Задание >>
Ответьте по отрывку о ссылке Наполеона:
1. В чьем сопровождении французы могли ходить по городу?
2. Откуда узник узнавал все новости?
3. Какого числа узник перебрался в Лонгвуд?

Отрывок со страницы >>
Адмирал Кокбурн не особенно стеснял французов, и они могли свободно ходить по городу, правда, в сопровождении солдата или офицера. Адмирал устраивал и балы, на которых бывали все пленники, кроме императора. Жизнь протекала довольно мирно, но печально. Когда прибыла первая почта из Европы, все изгнанники получили от своих родных и знакомых известия — все, кроме Наполеона. Его мать, братья и сестры, вынужденные скрываться, не могли писать; жена Мария-Луиза даже и не думала сообщать ему о сыне, и все новости узник узнавал из прибывших с почтой газет.

В Лонгвуд, располагавшийся в самой отдаленной части острова, узник перебрался 9 декабря 1815 года. Это было горное плато с несколькими чахлыми деревцами, удаленное от всякого жилья, но зато открытое всем ветрам. Старый сельский домик, приготовленный на скорую руку, размещался на вершине огромных скал, из которых, собственно, и состоял этот мрачный и однообразный остров. Зелени никакой, только кое-где скалы прерываются несколькими смолистыми деревьями, ствол и ветви которых совсем наклонились от сильного ветра. Не только в разное время года, но даже несколько раз в день здесь можно было ощущать вредное для здоровья влияние низких долин, порывы беспрерывных ветров, сырые туманы или нестерпимо палящее солнце.

Показанный материал >>

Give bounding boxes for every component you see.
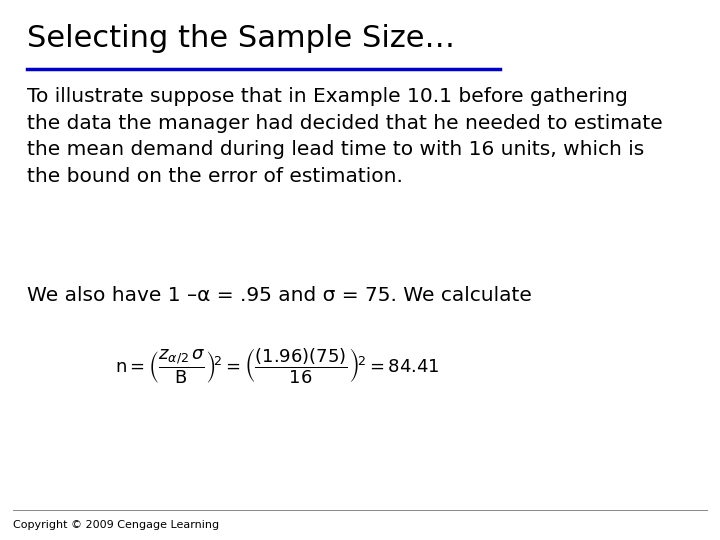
Text: $\mathrm{n} = \left(\dfrac{z_{\alpha/2}\,\sigma}{\mathrm{B}}\right)^{\!2}= \left: $\mathrm{n} = \left(\dfrac{z_{\alpha/2}\… [115,346,440,384]
Text: To illustrate suppose that in Example 10.1 before gathering
the data the manager: To illustrate suppose that in Example 10… [27,87,663,186]
Text: Selecting the Sample Size…: Selecting the Sample Size… [27,24,455,53]
Text: Copyright © 2009 Cengage Learning: Copyright © 2009 Cengage Learning [13,520,219,530]
Text: We also have 1 –α = .95 and σ = 75. We calculate: We also have 1 –α = .95 and σ = 75. We c… [27,286,532,305]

Ответ >>
1. В сопровождении солдата или офицера.
2. Из газет, прибывших с почтой.
3. 9 декабря 1815 года.